■ OBJECTIVE: From the listing below, pull out the lines that hold "settings".

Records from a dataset
____________________

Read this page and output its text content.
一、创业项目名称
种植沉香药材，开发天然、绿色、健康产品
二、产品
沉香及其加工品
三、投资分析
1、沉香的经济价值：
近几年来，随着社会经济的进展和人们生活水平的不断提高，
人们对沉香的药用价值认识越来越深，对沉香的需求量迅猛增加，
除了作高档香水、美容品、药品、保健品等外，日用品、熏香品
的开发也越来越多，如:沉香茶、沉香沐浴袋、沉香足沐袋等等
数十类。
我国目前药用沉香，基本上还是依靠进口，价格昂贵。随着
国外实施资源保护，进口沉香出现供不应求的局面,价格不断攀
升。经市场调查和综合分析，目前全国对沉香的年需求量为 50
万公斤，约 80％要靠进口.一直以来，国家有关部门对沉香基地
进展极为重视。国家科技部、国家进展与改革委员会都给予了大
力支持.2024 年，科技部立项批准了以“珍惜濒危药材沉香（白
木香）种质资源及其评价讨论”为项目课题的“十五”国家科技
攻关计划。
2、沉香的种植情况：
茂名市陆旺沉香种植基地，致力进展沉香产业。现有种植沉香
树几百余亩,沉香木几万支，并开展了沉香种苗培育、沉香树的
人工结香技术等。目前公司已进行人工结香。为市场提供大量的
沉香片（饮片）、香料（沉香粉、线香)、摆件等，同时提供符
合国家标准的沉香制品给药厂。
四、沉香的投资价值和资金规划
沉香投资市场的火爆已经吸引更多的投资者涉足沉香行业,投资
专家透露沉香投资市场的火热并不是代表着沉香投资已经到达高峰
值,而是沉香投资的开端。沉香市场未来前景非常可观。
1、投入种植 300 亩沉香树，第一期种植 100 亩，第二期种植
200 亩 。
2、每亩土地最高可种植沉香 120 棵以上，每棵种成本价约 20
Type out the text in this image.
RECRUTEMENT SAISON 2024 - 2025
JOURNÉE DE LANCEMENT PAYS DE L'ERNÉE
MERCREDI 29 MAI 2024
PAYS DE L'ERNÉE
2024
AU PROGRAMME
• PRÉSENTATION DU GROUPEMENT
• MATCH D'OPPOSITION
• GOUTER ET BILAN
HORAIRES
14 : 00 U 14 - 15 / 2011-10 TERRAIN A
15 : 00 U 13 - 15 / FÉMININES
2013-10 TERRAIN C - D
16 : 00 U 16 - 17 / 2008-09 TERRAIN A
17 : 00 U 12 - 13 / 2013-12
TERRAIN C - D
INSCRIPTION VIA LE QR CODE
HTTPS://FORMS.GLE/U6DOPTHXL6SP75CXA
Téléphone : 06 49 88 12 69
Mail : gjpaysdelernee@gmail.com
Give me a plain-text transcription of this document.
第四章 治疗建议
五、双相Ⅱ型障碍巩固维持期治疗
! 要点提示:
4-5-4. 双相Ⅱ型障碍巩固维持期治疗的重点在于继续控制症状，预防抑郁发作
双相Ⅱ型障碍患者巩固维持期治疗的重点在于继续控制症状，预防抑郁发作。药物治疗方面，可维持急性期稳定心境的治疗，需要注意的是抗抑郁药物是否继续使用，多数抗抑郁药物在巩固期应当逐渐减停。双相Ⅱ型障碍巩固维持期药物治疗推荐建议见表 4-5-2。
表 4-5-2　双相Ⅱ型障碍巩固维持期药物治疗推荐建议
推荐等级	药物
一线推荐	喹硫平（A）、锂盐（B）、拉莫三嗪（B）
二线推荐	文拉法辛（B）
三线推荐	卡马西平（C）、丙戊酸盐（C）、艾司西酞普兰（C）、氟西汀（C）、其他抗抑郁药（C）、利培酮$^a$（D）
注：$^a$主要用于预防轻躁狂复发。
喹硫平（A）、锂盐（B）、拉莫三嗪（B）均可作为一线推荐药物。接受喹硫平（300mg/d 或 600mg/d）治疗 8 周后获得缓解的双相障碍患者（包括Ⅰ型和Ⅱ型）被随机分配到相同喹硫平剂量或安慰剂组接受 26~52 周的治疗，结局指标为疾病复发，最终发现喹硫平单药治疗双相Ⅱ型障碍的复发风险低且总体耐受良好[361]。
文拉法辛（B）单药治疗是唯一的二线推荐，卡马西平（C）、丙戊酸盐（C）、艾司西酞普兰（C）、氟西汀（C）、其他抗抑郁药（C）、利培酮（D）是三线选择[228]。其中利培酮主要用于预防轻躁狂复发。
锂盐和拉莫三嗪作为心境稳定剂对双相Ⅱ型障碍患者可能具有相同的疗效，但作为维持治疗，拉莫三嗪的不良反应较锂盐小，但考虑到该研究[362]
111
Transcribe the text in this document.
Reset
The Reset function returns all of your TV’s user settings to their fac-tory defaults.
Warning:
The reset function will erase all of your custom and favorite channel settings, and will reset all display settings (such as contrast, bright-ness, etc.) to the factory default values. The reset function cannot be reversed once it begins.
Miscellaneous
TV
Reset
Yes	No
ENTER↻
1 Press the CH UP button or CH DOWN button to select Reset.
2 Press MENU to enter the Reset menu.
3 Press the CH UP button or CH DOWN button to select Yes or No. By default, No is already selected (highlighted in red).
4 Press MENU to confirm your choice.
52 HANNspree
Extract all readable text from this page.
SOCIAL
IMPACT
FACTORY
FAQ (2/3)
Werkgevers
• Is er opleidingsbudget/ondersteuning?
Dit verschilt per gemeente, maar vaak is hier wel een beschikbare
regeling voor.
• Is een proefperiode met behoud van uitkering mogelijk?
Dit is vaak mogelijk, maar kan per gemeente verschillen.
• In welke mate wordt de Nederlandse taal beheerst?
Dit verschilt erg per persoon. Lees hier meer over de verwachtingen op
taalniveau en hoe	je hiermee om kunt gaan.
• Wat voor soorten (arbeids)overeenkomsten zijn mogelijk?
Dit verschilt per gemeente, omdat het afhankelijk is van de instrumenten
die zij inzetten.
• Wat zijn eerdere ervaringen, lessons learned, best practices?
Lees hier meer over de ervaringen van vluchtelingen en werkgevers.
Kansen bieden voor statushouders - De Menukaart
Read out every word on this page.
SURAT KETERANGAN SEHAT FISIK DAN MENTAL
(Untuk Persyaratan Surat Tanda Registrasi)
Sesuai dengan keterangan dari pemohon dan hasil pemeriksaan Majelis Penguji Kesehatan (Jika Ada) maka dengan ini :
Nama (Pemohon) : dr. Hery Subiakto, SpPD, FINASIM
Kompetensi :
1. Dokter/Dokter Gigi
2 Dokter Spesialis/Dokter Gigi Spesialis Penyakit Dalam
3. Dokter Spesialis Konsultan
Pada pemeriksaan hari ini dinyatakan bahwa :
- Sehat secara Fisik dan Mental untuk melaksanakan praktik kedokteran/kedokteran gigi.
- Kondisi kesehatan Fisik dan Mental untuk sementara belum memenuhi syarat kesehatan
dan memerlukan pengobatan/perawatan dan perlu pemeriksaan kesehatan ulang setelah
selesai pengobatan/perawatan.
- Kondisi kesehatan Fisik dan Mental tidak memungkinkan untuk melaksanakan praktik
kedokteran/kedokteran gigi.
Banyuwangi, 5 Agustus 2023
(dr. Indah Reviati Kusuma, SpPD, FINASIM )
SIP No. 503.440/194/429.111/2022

____________________

■ FINAL RESULT:
The Reset function returns all of your TV’s user settings to their fac-tory defaults.
The reset function will erase all of your custom and favorite channel settings, and will reset all display settings (such as contrast, bright-ness, etc.) to the factory default values. The reset function cannot be reversed once it begins.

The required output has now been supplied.